'''

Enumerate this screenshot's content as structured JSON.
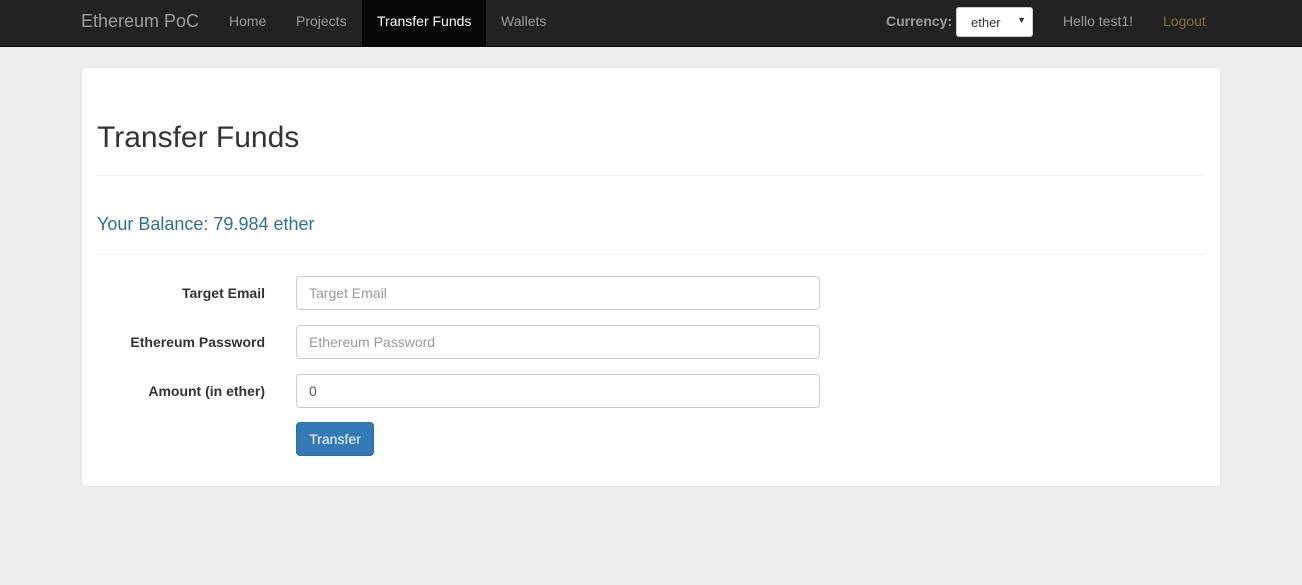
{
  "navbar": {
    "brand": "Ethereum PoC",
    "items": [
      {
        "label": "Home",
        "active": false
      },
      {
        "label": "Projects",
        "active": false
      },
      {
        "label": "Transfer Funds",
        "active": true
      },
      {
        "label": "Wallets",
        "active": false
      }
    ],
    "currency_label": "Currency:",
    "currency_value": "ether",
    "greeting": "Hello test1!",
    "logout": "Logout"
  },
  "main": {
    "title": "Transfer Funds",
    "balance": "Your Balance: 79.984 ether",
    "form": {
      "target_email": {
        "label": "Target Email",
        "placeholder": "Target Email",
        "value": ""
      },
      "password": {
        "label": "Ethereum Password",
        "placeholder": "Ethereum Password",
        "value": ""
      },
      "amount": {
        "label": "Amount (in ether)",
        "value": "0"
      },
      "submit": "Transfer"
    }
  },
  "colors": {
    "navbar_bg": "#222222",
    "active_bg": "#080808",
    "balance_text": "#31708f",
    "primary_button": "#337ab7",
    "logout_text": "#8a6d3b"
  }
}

'''

§ Work to complete: Without including the pictures, reproduce all entries exactly.

§ Problem solution:
Enumerate this screenshot's content as structured JSON.
{
  "navbar": {
    "brand": "Ethereum PoC",
    "items": [
      {
        "label": "Home",
        "active": false
      },
      {
        "label": "Projects",
        "active": false
      },
      {
        "label": "Transfer Funds",
        "active": true
      },
      {
        "label": "Wallets",
        "active": false
      }
    ],
    "currency_label": "Currency:",
    "currency_value": "ether",
    "greeting": "Hello test1!",
    "logout": "Logout"
  },
  "main": {
    "title": "Transfer Funds",
    "balance": "Your Balance: 79.984 ether",
    "form": {
      "target_email": {
        "label": "Target Email",
        "placeholder": "Target Email",
        "value": ""
      },
      "password": {
        "label": "Ethereum Password",
        "placeholder": "Ethereum Password",
        "value": ""
      },
      "amount": {
        "label": "Amount (in ether)",
        "value": "0"
      },
      "submit": "Transfer"
    }
  },
  "colors": {
    "navbar_bg": "#222222",
    "active_bg": "#080808",
    "balance_text": "#31708f",
    "primary_button": "#337ab7",
    "logout_text": "#8a6d3b"
  }
}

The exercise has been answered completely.